• Problem statement: Every line below that includes the word "anges" needs to be copied.

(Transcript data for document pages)
***
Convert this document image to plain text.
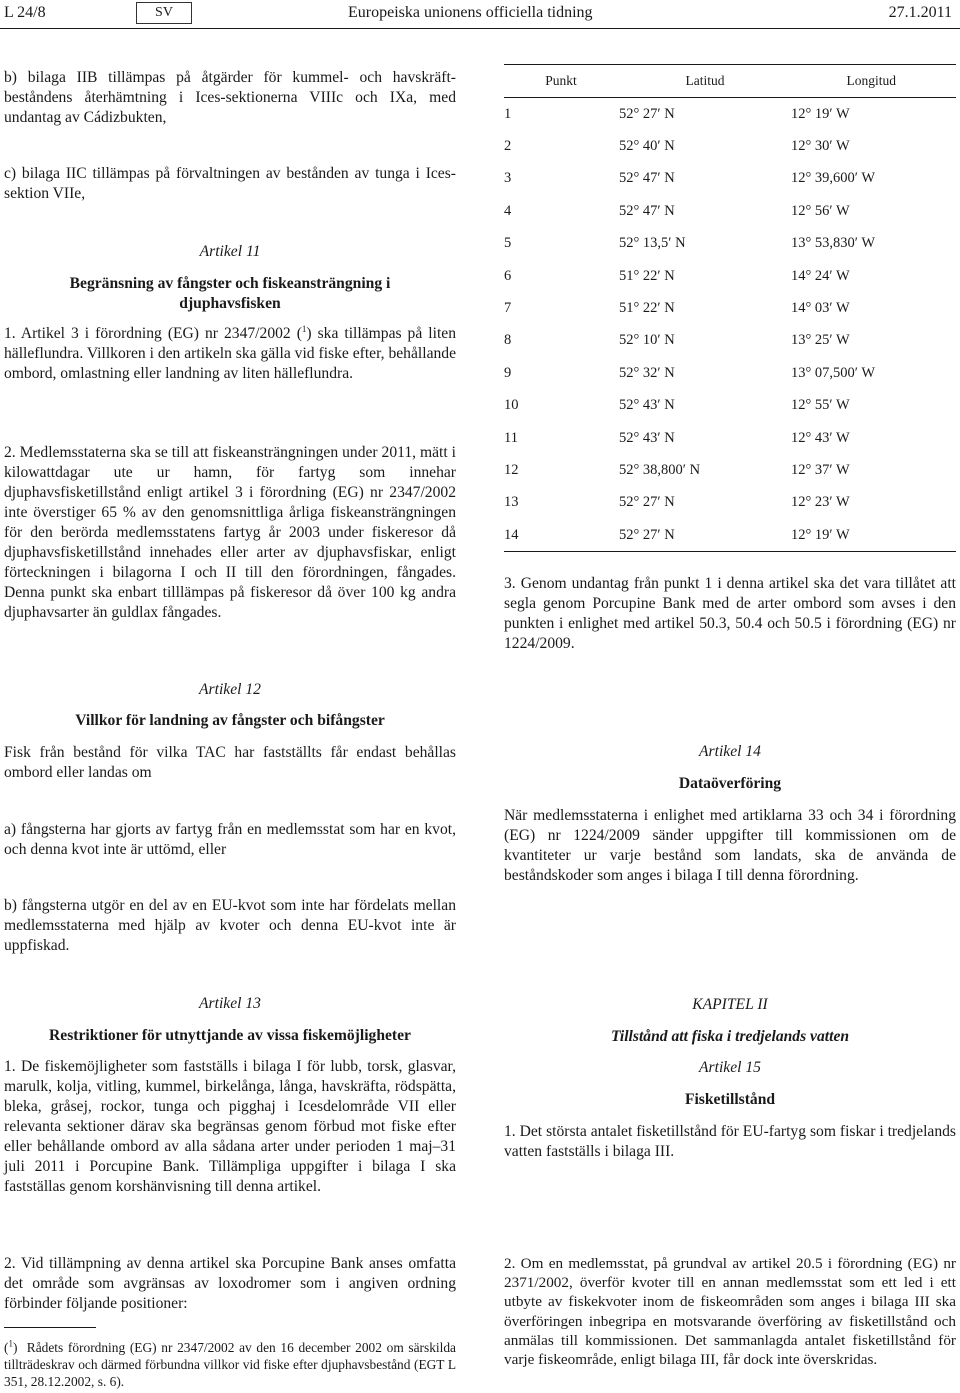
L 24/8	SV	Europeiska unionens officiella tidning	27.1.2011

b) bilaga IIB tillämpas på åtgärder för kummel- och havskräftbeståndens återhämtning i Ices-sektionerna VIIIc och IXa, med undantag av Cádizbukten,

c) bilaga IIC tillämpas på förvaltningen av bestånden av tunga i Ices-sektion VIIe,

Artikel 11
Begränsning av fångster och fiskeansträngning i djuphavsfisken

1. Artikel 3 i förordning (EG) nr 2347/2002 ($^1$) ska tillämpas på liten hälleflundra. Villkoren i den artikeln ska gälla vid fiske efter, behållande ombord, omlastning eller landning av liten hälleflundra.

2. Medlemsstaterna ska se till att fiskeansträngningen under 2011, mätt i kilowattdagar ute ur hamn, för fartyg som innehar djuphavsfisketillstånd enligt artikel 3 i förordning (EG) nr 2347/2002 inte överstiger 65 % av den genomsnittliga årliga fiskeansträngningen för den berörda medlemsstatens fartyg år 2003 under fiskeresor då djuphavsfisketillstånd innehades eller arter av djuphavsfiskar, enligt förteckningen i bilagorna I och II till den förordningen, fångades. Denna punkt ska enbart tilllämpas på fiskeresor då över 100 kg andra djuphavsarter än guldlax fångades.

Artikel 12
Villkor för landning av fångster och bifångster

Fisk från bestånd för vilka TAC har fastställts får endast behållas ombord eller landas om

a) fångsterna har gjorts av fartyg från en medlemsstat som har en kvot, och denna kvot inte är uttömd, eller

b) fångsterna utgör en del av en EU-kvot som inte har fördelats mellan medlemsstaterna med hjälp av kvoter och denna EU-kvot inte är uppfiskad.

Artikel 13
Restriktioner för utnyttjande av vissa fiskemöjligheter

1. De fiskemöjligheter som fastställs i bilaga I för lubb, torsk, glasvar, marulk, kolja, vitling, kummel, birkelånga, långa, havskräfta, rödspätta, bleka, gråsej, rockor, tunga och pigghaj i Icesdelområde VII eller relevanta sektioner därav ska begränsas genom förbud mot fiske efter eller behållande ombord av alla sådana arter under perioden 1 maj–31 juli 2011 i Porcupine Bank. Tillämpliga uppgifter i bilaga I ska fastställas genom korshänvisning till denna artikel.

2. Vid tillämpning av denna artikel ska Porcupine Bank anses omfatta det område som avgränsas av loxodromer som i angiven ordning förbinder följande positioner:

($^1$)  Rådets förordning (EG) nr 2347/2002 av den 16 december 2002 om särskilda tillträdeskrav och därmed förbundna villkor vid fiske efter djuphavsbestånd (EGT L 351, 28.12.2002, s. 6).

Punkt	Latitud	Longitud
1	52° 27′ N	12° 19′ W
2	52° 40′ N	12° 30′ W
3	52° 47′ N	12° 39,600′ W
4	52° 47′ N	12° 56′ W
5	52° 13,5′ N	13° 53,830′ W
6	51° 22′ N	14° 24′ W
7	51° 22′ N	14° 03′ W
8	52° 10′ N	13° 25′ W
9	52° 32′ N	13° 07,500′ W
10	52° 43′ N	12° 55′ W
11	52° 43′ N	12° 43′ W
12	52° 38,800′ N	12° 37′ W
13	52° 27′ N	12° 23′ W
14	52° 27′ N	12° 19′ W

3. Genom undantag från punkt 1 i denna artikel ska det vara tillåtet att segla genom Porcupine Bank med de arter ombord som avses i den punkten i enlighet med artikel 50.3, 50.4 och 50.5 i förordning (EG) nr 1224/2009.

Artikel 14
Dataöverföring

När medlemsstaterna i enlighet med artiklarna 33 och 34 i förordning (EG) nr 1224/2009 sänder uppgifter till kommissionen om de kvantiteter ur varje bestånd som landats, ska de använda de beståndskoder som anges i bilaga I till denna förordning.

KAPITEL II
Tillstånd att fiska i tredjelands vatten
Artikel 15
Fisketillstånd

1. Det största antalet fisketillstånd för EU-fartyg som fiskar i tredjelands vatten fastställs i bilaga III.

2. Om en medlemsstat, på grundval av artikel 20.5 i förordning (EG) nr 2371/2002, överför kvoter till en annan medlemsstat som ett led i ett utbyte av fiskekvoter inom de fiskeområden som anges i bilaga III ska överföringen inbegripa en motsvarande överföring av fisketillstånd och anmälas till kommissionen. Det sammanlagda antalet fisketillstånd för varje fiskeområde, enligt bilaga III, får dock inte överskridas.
***
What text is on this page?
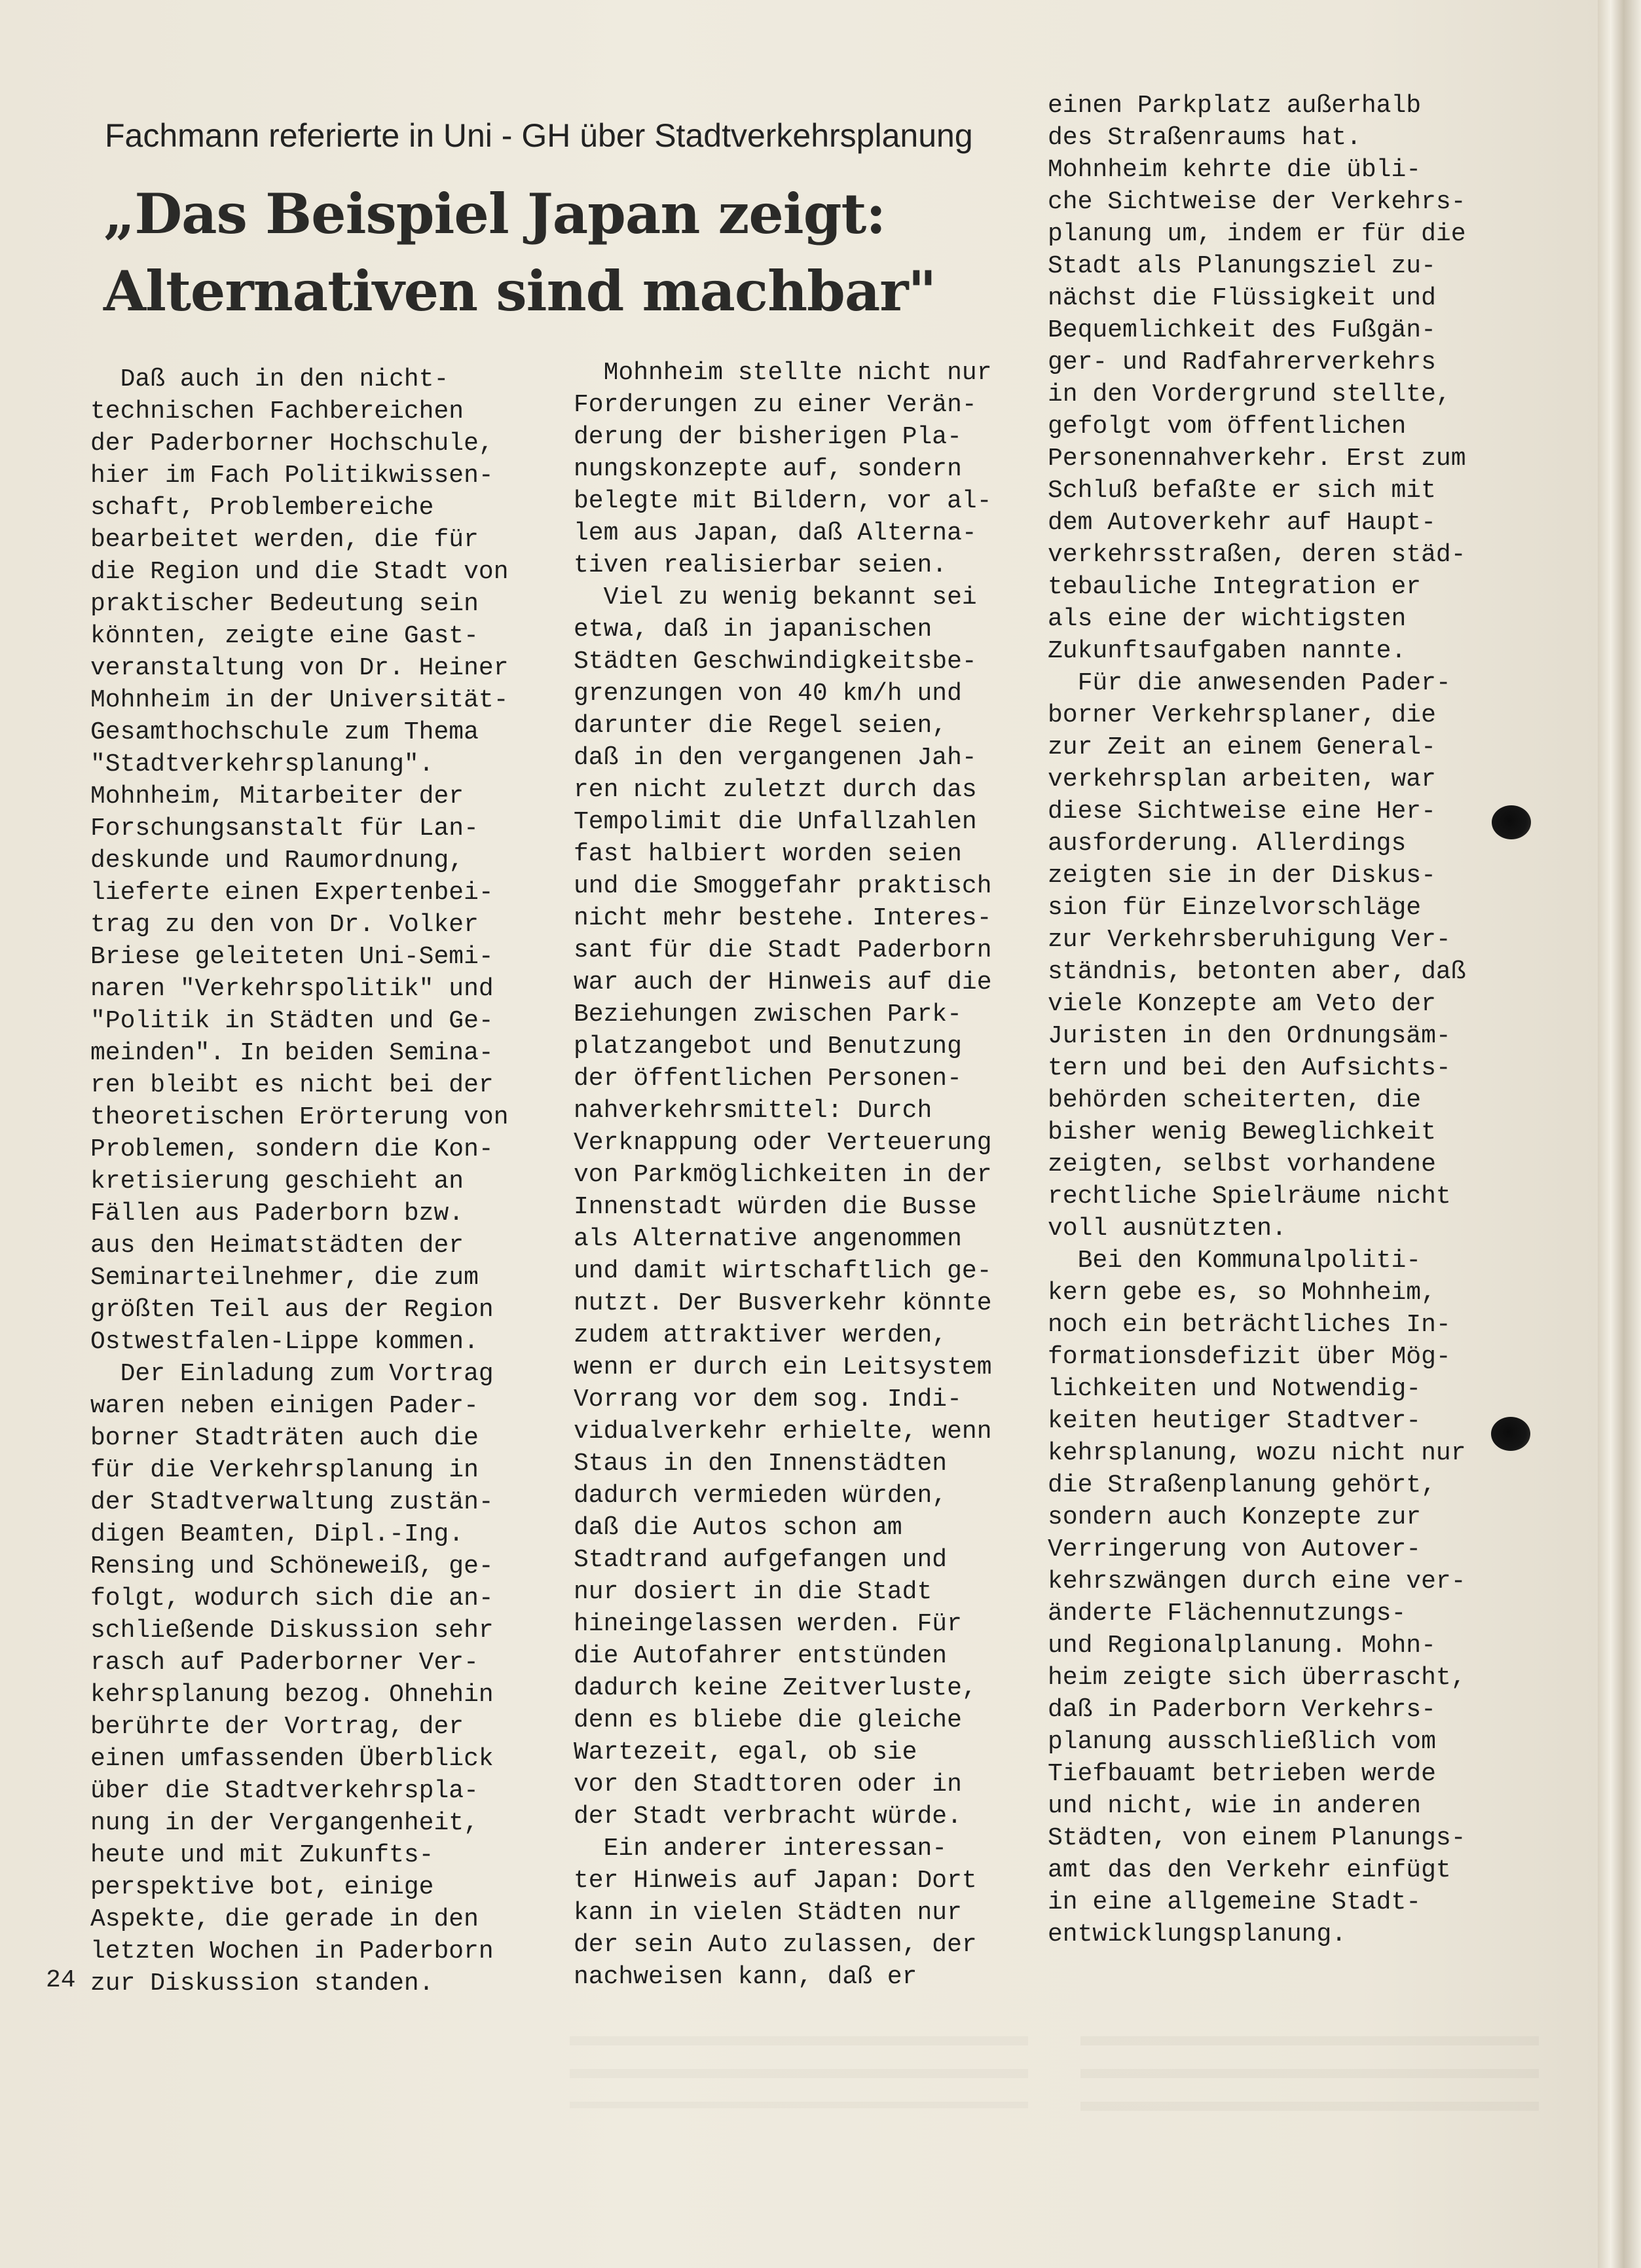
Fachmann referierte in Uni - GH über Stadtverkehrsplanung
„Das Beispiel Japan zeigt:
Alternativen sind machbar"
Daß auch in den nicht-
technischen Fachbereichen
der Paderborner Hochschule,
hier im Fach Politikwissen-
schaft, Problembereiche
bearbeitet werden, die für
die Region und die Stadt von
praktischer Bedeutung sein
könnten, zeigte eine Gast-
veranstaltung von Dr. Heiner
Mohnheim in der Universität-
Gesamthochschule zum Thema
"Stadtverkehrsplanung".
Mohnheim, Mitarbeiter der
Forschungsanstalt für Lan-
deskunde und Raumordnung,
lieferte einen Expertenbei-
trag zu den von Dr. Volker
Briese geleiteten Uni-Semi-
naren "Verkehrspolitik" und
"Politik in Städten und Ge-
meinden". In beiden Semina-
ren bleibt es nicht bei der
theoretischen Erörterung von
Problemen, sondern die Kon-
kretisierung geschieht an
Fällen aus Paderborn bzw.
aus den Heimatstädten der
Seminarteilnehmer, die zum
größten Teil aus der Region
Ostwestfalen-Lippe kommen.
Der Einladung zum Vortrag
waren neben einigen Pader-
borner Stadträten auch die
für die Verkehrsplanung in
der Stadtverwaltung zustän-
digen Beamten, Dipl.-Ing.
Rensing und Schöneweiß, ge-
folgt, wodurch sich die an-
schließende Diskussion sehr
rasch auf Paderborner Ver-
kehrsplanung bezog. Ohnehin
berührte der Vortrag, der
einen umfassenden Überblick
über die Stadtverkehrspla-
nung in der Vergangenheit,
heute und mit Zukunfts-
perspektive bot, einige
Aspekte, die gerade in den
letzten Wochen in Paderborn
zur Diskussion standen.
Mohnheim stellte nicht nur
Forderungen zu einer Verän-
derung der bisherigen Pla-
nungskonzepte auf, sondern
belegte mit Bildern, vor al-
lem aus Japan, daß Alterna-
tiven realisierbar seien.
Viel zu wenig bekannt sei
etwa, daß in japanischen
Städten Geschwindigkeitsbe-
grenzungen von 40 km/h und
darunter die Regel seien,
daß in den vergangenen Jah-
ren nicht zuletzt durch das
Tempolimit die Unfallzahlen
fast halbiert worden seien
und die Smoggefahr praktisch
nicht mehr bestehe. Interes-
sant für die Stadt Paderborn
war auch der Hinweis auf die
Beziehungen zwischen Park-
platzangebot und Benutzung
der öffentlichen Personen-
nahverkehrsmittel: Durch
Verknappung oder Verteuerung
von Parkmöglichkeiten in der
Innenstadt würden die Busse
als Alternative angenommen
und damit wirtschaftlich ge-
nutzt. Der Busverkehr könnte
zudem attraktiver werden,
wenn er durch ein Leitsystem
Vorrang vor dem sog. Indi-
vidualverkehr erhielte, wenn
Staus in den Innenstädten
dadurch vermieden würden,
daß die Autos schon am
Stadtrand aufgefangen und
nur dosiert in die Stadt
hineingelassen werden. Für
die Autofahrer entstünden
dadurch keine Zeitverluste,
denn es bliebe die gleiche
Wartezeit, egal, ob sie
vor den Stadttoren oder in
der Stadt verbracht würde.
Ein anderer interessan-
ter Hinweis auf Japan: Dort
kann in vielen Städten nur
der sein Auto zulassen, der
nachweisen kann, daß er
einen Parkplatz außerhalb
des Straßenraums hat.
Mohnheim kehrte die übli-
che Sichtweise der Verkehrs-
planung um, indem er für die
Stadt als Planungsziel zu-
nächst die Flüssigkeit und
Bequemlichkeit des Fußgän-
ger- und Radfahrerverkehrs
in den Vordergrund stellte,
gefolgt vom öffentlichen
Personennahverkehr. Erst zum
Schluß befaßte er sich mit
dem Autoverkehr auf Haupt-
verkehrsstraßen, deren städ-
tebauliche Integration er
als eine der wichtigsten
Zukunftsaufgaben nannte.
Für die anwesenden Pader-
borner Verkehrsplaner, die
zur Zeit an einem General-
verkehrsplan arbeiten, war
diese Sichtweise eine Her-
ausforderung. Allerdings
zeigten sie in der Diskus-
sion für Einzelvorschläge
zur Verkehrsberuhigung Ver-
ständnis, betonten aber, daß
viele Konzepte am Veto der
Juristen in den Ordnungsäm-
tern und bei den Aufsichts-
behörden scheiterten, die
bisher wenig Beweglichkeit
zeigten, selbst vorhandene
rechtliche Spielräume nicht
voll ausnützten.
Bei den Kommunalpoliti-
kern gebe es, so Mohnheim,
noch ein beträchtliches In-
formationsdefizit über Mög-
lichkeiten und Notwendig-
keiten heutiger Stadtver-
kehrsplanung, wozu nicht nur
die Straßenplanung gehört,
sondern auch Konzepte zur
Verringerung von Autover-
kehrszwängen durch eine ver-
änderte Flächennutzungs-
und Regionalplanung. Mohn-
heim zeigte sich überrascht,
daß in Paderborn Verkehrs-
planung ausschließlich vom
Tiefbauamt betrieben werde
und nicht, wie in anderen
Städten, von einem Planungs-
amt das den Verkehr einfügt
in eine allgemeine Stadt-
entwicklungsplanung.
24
***
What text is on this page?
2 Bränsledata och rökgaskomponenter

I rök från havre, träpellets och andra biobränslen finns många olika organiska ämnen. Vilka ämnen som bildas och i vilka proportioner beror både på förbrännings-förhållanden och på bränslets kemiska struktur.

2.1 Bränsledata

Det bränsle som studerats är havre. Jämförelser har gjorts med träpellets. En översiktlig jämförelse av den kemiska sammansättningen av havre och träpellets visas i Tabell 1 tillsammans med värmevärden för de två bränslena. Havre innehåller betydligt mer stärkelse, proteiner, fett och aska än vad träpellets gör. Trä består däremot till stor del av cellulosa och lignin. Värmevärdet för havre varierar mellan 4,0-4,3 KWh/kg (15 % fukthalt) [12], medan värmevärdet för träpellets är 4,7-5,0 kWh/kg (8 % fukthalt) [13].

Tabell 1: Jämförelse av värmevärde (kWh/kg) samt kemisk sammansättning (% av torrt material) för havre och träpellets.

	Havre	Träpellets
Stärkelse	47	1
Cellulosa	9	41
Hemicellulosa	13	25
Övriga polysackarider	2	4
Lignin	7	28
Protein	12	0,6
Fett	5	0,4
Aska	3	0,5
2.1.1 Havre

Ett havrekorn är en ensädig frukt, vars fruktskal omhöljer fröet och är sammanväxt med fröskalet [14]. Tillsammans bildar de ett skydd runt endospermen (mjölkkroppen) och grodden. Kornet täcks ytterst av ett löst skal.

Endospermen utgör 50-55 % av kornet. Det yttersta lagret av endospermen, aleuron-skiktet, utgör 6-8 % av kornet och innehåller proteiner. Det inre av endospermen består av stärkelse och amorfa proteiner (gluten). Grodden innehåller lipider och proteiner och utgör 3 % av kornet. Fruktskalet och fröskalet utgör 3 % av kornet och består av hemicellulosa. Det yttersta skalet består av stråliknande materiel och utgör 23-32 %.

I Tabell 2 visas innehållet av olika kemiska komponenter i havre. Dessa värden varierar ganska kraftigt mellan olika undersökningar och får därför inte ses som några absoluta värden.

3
***
• Answer to the exercise:
När medlemsstaterna i enlighet med artiklarna 33 och 34 i förordning (EG) nr 1224/2009 sänder uppgifter till kommissionen om de kvantiteter ur varje bestånd som landats, ska de använda de beståndskoder som anges i bilaga I till denna förordning.
2. Om en medlemsstat, på grundval av artikel 20.5 i förordning (EG) nr 2371/2002, överför kvoter till en annan medlemsstat som ett led i ett utbyte av fiskekvoter inom de fiskeområden som anges i bilaga III ska överföringen inbegripa en motsvarande överföring av fisketillstånd och anmälas till kommissionen. Det sammanlagda antalet fisketillstånd för varje fiskeområde, enligt bilaga III, får dock inte överskridas.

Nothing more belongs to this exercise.